TRECHO PARA LEITURA.
————

ANO: 25 | Nº: 6489
21/11/2017 Fogo cruzado

Bagé pode criar agência de informações territoriais

Foto: Tiago Rolim de Moura

Criação da estrutura foi destacada pelo vice-prefeito, durante sessão no Legislativo
Criação da estrutura foi destacada pelo vice-prefeito, durante sessão no Legislativo

O município de Bagé perdeu receitas por conta da falta de atualização cadastral de imóveis. A informação foi confirmada pelo vice-prefeito, Manoel Machado, do PSDB, aos vereadores, ontem, durante sessão especial. A condição deve ser revertida com o desenvolvimento do cadastro territorial multifinalitário. A prefeitura estima ampliar a arrecadação, apenas no próximo ano, em R$ 4 milhões, sem aumento de impostos, conforme destaca o representante do Executivo.
Machado explica que centenas de imóveis que constavam como terrenos no cadastro da prefeitura hoje têm edificações. “São casas que não constavam no cadastro imobiliário”, esclarece, ao salientar que o programa desenvolvido pela prefeitura vai permitir uma atualização permanente. “Antes, a atualização era feita a cada 10 anos”, conta. O vice-prefeito adianta, ainda, que o município pode criar uma agência de informações territoriais para gerenciar o sistema. “Já dispomos dos técnicos necessários”, pontua.

————

DADOS EXTRAÍDOS.
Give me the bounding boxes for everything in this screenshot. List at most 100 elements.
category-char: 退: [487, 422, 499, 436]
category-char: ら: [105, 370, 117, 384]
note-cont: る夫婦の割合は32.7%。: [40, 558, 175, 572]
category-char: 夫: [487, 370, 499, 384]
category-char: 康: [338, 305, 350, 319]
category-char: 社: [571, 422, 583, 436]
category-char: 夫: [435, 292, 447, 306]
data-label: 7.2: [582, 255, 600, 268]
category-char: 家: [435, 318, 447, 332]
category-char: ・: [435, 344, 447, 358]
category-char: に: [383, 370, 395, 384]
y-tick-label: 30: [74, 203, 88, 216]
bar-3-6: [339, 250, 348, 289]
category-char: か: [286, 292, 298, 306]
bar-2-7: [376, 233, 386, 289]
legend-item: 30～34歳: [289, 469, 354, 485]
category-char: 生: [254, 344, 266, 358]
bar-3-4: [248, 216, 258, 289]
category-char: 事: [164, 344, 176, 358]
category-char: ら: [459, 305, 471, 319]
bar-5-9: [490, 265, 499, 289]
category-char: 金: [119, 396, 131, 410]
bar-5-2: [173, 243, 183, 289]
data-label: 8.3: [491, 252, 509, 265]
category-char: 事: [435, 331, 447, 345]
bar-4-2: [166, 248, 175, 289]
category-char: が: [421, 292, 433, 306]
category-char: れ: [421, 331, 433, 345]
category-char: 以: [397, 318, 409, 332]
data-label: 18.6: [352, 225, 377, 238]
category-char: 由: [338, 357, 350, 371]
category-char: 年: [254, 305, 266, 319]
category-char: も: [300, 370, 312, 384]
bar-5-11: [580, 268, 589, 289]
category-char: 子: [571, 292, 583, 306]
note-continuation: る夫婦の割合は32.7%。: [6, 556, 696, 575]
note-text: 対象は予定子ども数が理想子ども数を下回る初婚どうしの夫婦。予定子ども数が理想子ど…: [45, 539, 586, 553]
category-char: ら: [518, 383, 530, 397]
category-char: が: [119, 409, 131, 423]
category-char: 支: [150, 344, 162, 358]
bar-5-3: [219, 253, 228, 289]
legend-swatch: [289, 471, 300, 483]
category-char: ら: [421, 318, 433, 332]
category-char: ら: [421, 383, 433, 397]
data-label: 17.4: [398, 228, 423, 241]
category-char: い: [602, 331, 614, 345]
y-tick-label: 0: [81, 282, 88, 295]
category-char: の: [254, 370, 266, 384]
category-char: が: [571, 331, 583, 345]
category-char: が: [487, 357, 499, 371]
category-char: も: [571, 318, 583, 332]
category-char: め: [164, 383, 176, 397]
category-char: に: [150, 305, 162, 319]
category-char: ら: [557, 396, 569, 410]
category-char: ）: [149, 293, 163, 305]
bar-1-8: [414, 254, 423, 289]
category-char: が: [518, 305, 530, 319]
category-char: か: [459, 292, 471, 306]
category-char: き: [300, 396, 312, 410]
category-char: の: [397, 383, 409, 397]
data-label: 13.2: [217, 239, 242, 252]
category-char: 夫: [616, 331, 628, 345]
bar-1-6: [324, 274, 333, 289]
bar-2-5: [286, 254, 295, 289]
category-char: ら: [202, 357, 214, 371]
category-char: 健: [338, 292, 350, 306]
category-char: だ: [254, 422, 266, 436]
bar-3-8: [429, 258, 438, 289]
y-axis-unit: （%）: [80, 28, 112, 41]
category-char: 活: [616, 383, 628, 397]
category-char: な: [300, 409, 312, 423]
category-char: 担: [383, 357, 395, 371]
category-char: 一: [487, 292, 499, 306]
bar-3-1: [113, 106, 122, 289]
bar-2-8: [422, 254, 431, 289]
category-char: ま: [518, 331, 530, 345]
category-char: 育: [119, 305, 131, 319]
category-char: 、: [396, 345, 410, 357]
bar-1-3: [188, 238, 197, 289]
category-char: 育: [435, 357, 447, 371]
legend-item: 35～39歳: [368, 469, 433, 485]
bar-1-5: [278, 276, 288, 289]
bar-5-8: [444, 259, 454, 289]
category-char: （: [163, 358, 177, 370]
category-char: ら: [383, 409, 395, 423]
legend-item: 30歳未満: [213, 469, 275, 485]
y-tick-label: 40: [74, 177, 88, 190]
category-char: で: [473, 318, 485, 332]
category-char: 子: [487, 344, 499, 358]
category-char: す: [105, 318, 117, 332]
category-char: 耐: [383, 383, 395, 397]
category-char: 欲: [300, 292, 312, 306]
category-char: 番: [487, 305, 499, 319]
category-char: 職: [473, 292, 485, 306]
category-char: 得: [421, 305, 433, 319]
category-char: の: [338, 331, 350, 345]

————

TAREFAS OBRIGATÓRIAS.
1. Liste todas as falas entre aspas atribuídas a Manoel Machado na reportagem sobre o cadastro imobiliário de Bagé.
2. Escreva a continuação da reportagem sobre o cadastro imobiliário de Bagé a partir do ponto em que ela termina.
As entradas não são necessárias para realizar nenhuma tarefa.

RESPOSTAS POR TAREFA.
1.
- “São casas que não constavam no cadastro imobiliário”
- “Antes, a atualização era feita a cada 10 anos”
- “Já dispomos dos técnicos necessários”

2.
A agência será responsável pela manutenção do cadastro, encarado como fundamental para a administração. “Quando estiver plenamente implementado, vai servir de base para as secretarias da Fazenda e do Planejamento”, garante Machado, ao observar que o cadastramento será igualmente importante para empresas que atuam no setor imobiliário. “Vai facilitar, inclusive, a avaliação dos imóveis”, exemplifica.
A regularização fundiária, coordenada pela Secretaria Municipal de Assistência Social, Habitação e Direitos do Idoso, também será beneficiada pelo novo sistema. O titular da pasta, Carlos Adriano Carneiro (Esquerda), já trabalha em um projeto-piloto. Ele destaca a parceria com instituições de ensino, a exemplo da Universidade Federal do Rio Grande (Furg), articuladora do cadastramento territorial, e da Universidade da Região da Campanha (Urcamp), no processo de regularização, que deve avançar a partir de 2018. “Estamos trabalhando em conjunto”, afirma.